(Item position entries)
* Start *

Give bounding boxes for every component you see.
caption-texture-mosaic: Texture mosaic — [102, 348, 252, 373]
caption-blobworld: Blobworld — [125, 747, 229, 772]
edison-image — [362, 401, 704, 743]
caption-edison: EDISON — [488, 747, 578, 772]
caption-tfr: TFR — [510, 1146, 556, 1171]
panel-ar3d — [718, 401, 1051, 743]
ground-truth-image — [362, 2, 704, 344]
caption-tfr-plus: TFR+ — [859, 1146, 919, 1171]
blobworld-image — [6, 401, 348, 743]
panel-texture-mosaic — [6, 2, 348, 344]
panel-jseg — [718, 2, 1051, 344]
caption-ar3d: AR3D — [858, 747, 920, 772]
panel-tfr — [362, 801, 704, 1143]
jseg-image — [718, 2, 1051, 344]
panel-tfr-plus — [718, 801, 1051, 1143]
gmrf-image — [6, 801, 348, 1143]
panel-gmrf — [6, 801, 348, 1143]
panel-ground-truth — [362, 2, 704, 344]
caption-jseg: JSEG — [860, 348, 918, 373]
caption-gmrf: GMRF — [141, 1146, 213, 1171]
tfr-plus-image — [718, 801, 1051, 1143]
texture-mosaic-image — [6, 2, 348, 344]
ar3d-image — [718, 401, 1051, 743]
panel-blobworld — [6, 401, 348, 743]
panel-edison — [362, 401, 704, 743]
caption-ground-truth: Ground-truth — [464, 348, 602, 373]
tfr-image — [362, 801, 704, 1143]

* End *

Written exercise: Copy the records above without any change, from the first line through the line containing "tfr-plus-image — [718, 801, 1051, 1143]", including both of those lines.

Solution below:
Give bounding boxes for every component you see.
caption-texture-mosaic: Texture mosaic — [102, 348, 252, 373]
caption-blobworld: Blobworld — [125, 747, 229, 772]
edison-image — [362, 401, 704, 743]
caption-edison: EDISON — [488, 747, 578, 772]
caption-tfr: TFR — [510, 1146, 556, 1171]
panel-ar3d — [718, 401, 1051, 743]
ground-truth-image — [362, 2, 704, 344]
caption-tfr-plus: TFR+ — [859, 1146, 919, 1171]
blobworld-image — [6, 401, 348, 743]
panel-texture-mosaic — [6, 2, 348, 344]
panel-jseg — [718, 2, 1051, 344]
caption-ar3d: AR3D — [858, 747, 920, 772]
panel-tfr — [362, 801, 704, 1143]
jseg-image — [718, 2, 1051, 344]
panel-tfr-plus — [718, 801, 1051, 1143]
gmrf-image — [6, 801, 348, 1143]
panel-gmrf — [6, 801, 348, 1143]
panel-ground-truth — [362, 2, 704, 344]
caption-jseg: JSEG — [860, 348, 918, 373]
caption-gmrf: GMRF — [141, 1146, 213, 1171]
tfr-plus-image — [718, 801, 1051, 1143]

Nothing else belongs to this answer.